## [What is required]
Which lines include the word "Boden"? Copy each of them.

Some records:
----

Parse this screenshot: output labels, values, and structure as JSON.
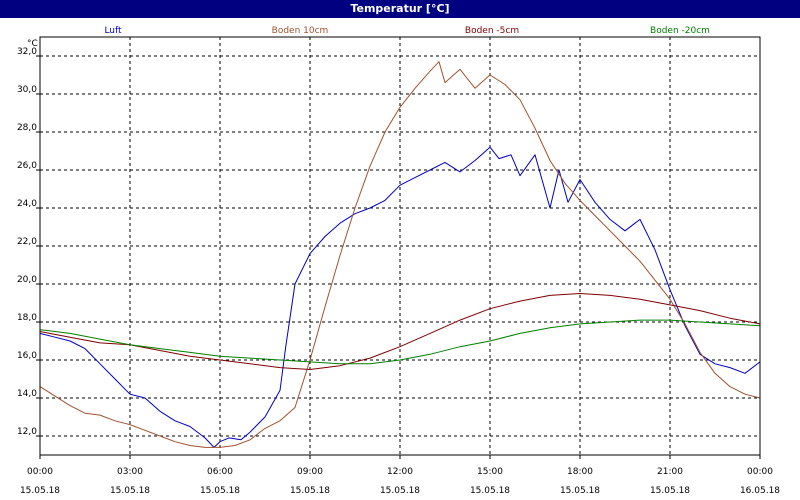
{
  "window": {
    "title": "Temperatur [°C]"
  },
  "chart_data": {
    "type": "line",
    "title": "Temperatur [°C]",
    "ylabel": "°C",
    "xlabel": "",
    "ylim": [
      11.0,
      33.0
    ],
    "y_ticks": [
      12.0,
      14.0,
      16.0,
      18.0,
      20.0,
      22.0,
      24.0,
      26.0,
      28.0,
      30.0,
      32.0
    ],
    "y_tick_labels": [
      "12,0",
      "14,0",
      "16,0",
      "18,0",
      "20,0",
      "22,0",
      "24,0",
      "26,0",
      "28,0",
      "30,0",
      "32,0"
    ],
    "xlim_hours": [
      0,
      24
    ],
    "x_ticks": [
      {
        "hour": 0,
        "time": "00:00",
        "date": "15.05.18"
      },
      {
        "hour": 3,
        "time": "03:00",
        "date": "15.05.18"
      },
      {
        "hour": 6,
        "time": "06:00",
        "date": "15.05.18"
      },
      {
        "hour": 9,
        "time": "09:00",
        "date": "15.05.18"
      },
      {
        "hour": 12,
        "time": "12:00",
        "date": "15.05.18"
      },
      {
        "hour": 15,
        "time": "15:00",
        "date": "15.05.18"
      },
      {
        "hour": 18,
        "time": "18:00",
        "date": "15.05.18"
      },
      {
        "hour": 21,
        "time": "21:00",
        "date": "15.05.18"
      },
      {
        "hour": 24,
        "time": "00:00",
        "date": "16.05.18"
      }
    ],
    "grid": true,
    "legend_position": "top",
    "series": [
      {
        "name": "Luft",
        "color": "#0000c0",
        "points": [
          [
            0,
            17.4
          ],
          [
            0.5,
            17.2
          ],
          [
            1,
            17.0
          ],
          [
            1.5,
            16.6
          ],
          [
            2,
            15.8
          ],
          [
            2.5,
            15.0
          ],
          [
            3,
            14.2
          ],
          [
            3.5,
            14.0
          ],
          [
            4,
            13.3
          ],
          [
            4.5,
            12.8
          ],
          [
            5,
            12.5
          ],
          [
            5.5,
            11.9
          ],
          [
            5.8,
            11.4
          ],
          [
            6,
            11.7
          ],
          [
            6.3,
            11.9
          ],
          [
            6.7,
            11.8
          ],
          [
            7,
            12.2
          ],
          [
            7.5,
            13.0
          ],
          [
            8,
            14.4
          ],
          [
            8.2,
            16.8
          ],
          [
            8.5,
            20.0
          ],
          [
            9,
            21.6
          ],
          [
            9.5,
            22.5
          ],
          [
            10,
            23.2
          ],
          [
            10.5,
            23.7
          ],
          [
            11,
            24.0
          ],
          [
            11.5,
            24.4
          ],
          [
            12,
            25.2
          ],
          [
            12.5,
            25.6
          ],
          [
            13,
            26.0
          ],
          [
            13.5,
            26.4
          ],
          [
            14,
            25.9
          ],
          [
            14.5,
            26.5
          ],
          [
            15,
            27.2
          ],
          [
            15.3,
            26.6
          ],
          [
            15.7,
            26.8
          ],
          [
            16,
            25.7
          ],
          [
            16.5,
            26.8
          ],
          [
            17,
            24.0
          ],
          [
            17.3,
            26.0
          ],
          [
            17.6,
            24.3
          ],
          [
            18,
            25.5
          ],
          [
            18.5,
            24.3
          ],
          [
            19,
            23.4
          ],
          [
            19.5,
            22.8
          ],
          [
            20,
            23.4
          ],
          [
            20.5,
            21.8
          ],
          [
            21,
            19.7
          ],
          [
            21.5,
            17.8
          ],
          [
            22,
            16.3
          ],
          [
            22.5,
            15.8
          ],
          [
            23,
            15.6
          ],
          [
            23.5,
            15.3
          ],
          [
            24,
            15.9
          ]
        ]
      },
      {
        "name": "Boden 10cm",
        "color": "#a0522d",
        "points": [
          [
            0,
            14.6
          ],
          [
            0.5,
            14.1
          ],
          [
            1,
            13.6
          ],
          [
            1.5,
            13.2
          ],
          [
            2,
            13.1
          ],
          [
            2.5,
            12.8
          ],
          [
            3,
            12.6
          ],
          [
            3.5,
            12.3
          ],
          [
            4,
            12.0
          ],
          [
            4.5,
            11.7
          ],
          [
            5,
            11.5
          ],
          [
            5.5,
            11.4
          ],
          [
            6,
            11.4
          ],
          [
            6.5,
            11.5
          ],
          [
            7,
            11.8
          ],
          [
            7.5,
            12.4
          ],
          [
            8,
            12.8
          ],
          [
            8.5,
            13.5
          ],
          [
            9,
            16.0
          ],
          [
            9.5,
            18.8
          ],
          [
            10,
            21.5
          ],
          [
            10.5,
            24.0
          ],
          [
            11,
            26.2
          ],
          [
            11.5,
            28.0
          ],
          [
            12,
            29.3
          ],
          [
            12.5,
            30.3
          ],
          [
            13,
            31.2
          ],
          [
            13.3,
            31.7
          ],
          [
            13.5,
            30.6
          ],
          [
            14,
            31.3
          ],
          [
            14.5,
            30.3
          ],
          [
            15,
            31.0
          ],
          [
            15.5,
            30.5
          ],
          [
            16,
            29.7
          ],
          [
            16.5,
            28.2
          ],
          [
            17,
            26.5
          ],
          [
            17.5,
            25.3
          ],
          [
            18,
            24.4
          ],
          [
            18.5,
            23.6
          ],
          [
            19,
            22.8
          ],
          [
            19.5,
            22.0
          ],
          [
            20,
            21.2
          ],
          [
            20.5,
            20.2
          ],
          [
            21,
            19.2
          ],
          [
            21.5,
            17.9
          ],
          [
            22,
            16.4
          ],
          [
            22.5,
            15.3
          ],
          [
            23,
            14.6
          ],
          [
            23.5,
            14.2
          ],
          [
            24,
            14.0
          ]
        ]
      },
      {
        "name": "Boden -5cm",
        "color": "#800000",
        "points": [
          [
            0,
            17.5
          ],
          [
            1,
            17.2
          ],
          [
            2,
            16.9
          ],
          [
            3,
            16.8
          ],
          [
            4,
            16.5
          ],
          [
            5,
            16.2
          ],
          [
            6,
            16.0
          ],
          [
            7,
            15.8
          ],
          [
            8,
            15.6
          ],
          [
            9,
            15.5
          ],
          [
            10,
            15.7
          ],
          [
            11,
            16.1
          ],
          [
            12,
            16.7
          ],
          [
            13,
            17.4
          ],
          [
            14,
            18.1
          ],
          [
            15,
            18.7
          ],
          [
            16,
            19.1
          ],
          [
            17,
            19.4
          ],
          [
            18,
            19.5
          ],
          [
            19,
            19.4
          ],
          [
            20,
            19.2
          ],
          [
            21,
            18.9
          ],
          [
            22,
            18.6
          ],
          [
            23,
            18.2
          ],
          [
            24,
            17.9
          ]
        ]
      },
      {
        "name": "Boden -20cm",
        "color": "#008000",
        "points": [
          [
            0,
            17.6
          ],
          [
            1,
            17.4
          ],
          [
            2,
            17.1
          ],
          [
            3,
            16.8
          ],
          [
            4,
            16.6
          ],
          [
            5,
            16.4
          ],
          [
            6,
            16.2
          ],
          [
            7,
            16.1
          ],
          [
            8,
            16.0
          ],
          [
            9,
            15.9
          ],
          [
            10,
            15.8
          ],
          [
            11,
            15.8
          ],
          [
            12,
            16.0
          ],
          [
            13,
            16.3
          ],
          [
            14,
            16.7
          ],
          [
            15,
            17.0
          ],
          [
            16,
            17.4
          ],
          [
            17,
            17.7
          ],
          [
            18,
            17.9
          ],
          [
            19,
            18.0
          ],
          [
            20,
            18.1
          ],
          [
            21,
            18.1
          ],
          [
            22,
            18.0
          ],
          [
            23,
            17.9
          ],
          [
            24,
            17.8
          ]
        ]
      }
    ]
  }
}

----

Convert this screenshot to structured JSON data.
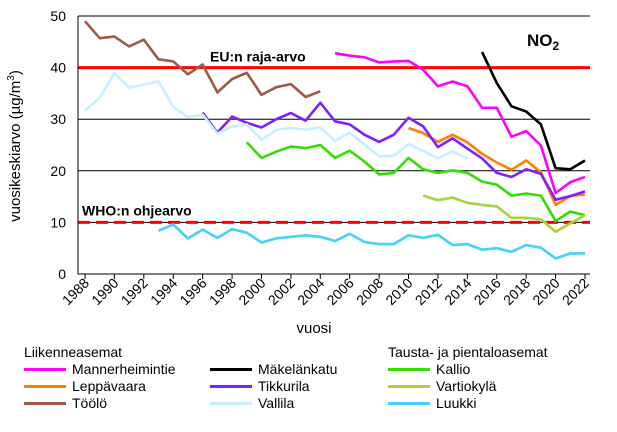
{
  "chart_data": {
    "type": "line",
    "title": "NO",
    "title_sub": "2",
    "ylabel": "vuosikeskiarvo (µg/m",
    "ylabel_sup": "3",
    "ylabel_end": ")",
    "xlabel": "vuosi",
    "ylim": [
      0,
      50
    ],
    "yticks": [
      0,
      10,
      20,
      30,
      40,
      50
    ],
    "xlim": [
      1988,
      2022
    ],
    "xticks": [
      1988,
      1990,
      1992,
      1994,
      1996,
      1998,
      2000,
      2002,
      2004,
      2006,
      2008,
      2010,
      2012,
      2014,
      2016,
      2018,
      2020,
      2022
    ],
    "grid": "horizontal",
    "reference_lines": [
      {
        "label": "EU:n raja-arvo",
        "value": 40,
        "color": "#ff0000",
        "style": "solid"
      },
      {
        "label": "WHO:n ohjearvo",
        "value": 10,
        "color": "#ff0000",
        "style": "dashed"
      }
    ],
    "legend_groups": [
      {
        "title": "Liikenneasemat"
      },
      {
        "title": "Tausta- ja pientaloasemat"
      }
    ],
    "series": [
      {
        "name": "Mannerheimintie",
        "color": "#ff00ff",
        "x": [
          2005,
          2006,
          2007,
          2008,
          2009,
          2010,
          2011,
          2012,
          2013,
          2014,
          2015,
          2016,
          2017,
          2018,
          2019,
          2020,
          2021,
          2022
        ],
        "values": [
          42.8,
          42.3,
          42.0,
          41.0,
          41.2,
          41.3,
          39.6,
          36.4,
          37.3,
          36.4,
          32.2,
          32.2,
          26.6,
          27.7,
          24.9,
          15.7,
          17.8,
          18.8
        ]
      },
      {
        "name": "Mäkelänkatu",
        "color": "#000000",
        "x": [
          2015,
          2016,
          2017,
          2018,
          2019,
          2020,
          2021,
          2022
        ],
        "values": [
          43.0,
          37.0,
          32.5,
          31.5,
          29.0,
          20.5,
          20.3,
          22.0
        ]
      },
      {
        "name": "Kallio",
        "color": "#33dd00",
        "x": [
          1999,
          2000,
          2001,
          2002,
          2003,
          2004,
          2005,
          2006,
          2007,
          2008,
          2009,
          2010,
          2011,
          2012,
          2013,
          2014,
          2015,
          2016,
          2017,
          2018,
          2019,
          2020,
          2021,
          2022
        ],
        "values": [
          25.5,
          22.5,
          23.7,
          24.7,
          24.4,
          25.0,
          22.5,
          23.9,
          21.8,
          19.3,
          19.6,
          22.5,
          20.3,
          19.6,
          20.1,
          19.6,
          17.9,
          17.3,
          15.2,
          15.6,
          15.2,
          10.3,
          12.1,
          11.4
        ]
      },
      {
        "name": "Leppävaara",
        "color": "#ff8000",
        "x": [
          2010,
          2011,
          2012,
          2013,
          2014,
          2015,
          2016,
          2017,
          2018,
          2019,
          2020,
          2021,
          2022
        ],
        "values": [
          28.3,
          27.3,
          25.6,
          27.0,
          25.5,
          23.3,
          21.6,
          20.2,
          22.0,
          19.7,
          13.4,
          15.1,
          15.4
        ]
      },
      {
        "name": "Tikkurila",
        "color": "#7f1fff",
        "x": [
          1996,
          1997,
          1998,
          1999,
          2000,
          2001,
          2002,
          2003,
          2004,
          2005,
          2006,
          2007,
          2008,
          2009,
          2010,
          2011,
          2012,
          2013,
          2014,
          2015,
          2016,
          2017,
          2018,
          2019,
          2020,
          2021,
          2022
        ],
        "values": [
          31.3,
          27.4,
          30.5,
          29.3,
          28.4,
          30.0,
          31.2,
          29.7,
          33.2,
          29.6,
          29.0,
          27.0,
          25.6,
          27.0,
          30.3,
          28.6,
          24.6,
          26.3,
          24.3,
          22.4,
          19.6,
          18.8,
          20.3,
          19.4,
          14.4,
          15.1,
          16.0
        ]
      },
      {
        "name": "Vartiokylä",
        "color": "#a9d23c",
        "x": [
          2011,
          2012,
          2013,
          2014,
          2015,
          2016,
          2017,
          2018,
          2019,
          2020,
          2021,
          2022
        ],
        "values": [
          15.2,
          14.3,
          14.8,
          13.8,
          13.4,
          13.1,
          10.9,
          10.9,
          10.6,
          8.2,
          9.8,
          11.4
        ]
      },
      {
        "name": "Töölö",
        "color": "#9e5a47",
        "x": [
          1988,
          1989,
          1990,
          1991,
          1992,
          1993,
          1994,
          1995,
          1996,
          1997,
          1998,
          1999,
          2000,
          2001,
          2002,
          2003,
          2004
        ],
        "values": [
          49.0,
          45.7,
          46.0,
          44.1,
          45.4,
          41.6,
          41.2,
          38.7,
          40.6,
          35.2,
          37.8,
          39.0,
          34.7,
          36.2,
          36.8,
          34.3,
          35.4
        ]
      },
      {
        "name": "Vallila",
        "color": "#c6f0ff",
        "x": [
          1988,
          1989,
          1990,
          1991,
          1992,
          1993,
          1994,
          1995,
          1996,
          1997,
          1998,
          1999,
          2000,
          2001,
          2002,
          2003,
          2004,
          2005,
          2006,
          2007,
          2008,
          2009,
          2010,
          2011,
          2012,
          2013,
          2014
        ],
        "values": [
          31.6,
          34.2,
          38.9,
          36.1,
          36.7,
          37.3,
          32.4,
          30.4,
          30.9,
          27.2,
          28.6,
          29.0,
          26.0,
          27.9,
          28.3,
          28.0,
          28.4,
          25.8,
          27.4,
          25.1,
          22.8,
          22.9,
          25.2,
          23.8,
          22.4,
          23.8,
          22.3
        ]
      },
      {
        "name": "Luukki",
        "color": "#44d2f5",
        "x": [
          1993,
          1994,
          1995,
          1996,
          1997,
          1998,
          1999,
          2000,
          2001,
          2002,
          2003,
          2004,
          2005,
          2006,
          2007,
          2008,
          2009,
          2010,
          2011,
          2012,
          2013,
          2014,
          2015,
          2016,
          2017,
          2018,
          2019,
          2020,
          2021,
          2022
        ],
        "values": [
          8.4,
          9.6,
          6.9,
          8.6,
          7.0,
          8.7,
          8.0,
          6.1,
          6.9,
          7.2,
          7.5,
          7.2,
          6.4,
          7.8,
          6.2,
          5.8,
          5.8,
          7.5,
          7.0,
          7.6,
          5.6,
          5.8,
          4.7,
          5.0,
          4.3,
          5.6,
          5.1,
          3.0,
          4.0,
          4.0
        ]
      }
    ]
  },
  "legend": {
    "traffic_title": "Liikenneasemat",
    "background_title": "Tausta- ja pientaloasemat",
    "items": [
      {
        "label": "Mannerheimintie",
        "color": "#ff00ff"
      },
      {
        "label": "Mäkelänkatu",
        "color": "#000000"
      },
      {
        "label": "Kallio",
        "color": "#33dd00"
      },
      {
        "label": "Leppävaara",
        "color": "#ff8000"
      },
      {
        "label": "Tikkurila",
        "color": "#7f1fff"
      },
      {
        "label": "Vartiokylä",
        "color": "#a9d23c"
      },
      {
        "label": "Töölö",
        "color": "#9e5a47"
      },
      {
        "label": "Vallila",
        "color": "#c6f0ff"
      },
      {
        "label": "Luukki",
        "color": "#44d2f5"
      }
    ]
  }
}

----

## [Full output]
        "name": "Boden 10cm",
        "name": "Boden -5cm",
        "name": "Boden -20cm",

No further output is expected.